-- Begin Material shown --

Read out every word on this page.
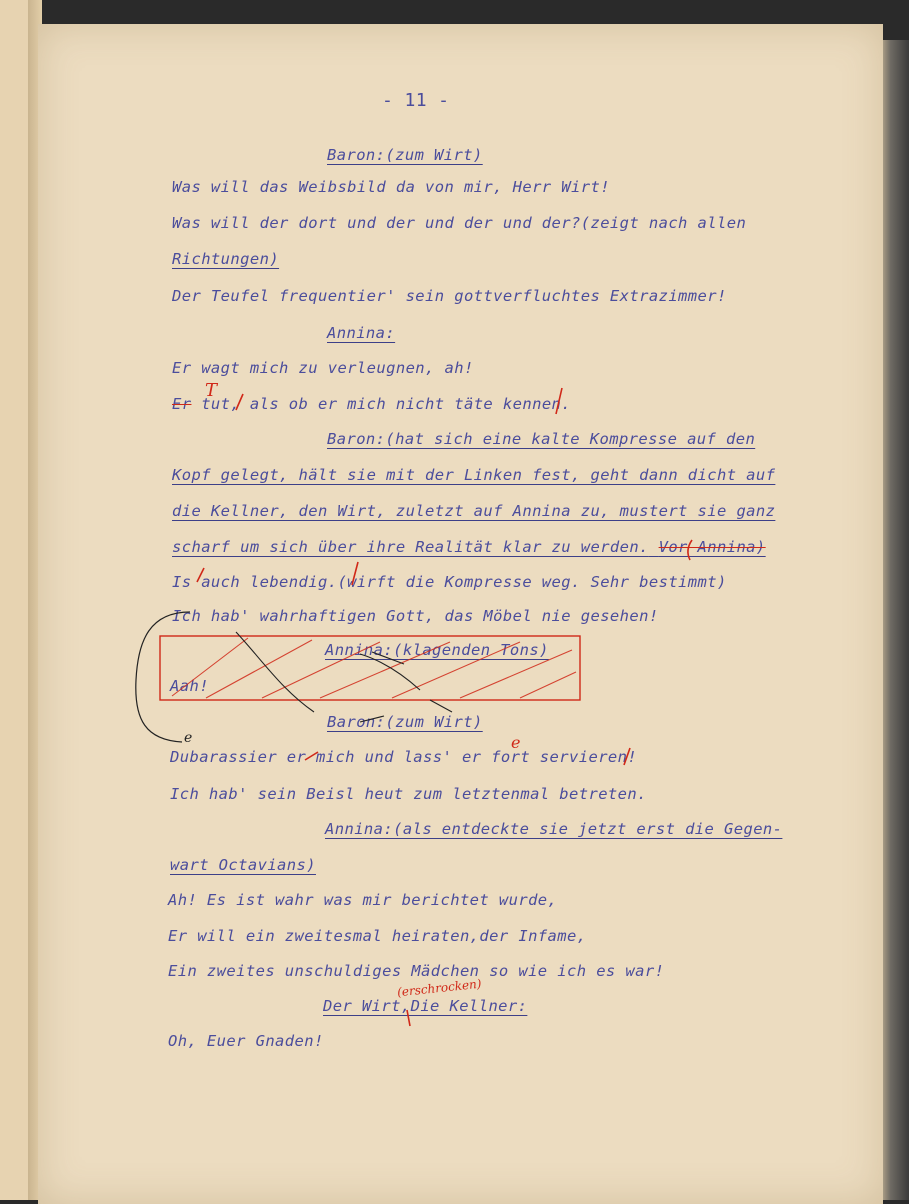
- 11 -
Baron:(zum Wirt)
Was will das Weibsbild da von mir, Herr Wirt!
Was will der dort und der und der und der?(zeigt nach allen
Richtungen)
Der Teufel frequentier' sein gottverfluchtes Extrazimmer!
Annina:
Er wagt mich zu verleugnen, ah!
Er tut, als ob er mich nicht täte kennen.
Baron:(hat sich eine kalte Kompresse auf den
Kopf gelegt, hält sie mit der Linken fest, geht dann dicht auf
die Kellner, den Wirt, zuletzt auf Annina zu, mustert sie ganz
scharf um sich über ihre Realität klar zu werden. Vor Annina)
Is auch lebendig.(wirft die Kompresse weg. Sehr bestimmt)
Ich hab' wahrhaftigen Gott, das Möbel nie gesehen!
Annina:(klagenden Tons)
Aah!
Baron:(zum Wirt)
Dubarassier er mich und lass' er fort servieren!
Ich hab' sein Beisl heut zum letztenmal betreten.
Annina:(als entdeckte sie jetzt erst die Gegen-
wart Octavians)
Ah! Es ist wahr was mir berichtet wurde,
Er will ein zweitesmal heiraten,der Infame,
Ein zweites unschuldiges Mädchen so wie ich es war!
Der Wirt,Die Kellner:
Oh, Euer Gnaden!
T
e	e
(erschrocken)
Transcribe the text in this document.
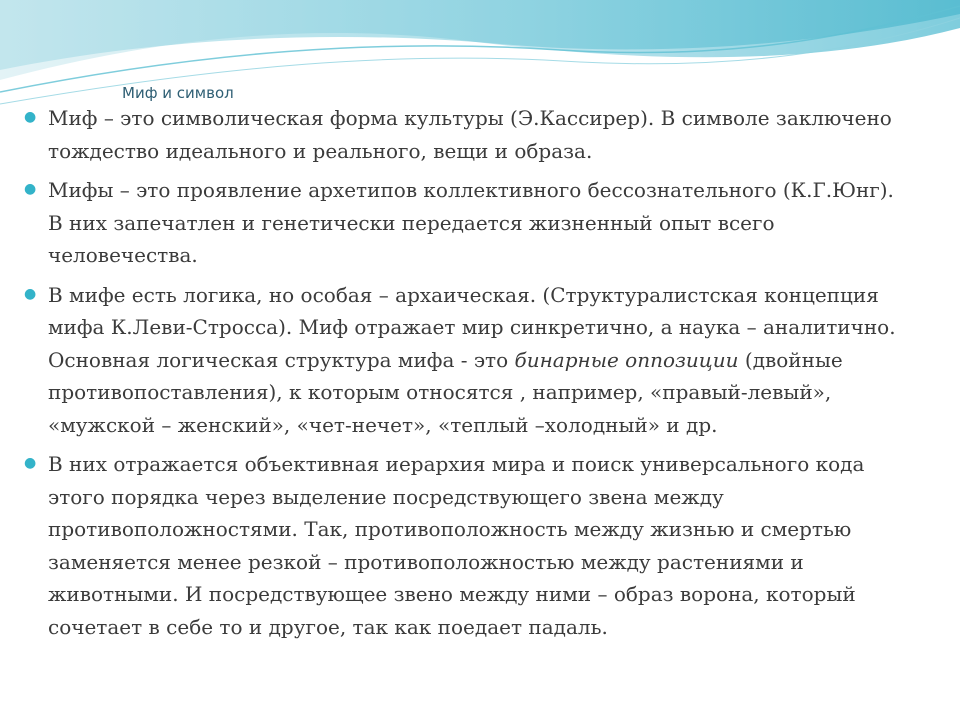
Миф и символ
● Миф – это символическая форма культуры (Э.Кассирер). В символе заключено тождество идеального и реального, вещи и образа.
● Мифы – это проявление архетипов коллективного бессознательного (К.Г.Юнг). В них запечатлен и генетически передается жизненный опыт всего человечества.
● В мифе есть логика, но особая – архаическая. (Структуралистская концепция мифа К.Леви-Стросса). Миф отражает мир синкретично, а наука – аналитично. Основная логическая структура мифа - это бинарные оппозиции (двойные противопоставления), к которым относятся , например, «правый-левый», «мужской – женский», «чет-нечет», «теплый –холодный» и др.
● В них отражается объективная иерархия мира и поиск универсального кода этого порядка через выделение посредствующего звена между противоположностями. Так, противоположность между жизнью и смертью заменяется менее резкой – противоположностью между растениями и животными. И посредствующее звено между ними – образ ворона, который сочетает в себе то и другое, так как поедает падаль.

-- End Material shown --
-- Begin Material shown --

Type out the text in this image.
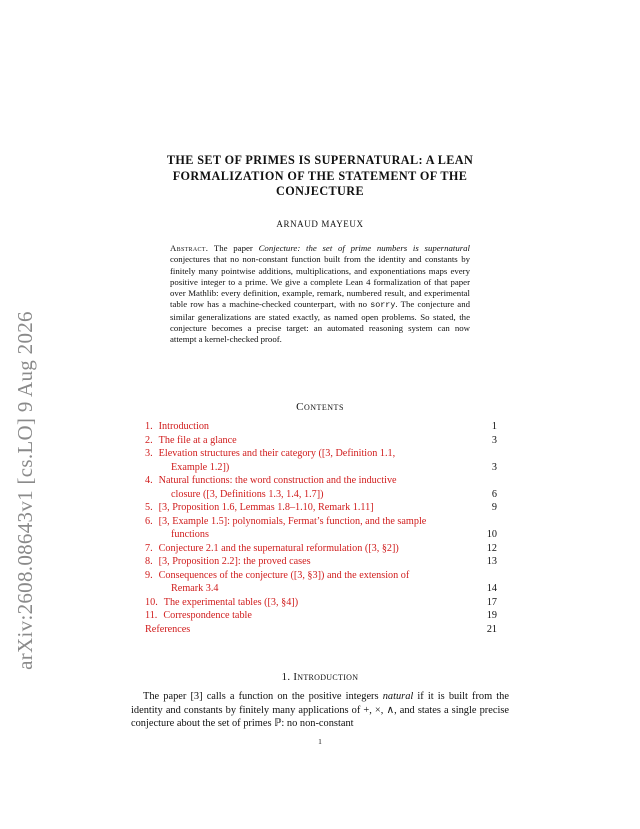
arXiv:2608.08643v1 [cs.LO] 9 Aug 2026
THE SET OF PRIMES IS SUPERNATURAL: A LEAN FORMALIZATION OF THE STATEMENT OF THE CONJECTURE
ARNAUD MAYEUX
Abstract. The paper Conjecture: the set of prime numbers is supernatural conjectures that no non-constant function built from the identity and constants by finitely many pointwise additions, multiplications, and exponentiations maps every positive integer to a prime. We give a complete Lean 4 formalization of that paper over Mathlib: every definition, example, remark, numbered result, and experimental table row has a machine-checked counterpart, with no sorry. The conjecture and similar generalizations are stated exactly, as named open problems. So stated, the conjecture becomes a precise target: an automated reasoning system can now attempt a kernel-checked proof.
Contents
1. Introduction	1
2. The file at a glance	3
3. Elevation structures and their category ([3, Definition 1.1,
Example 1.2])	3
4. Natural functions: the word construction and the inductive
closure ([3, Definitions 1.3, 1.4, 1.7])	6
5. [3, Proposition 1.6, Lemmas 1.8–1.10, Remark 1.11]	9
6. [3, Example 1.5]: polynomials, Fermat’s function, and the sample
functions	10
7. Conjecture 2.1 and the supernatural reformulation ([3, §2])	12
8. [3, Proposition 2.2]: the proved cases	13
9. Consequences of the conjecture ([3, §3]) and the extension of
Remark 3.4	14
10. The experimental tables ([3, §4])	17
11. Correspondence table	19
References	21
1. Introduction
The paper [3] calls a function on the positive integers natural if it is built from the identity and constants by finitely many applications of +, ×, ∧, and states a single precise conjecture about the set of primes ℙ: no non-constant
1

-- End Material shown --

Goal of the exercise:
Leave out every line without the string "functions" and copy the rest.

Response below:
4. Natural functions: the word construction and the inductive
functions	10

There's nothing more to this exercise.